TASK REQUIREMENTS — Copy out every line exactly, passing over the pictures.

DATASET ROWS —

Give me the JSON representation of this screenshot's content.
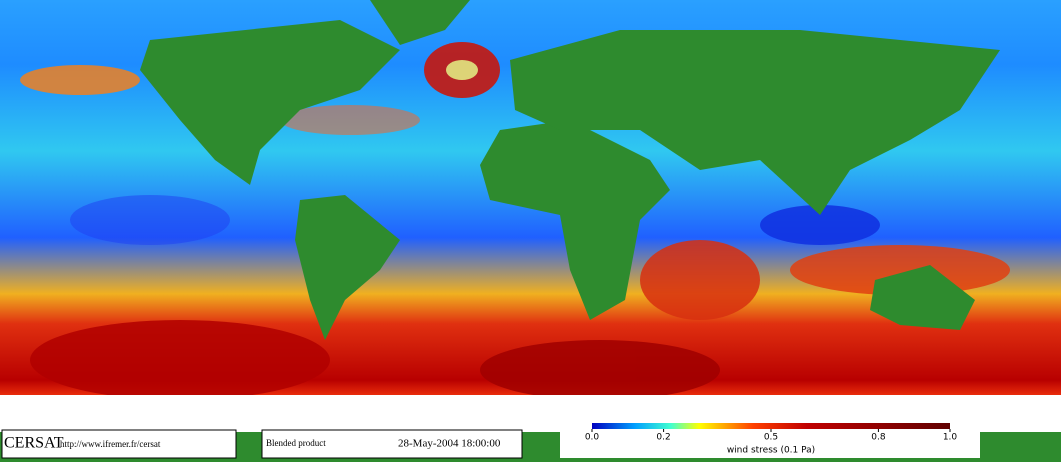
{
  "footer": {
    "logo": "CERSAT",
    "url": "http://www.ifremer.fr/cersat",
    "product": "Blended product",
    "datetime": "28-May-2004 18:00:00"
  },
  "colorbar": {
    "label": "wind stress (0.1 Pa)",
    "lim": [
      0,
      1
    ],
    "ticks": [
      {
        "value": 0,
        "label": "0.0"
      },
      {
        "value": 0.2,
        "label": "0.2"
      },
      {
        "value": 0.5,
        "label": "0.5"
      },
      {
        "value": 0.8,
        "label": "0.8"
      },
      {
        "value": 1,
        "label": "1.0"
      }
    ]
  }
}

ANSWER TO THE TASK —
Give me the JSON representation of this screenshot's content.
{
  "footer": {
    "logo": "CERSAT",
    "url": "http://www.ifremer.fr/cersat",
    "product": "Blended product",
    "datetime": "28-May-2004 18:00:00"
  },
  "colorbar": {
    "label": "wind stress (0.1 Pa)",
    "lim": [
      0,
      1
    ],
    "ticks": [
      {
        "value": 0,
        "label": "0.0"
      },
      {
        "value": 0.2,
        "label": "0.2"
      },
      {
        "value": 0.5,
        "label": "0.5"
      },
      {
        "value": 0.8,
        "label": "0.8"
      },
      {
        "value": 1,
        "label": "1.0"
      }
    ]
  }
}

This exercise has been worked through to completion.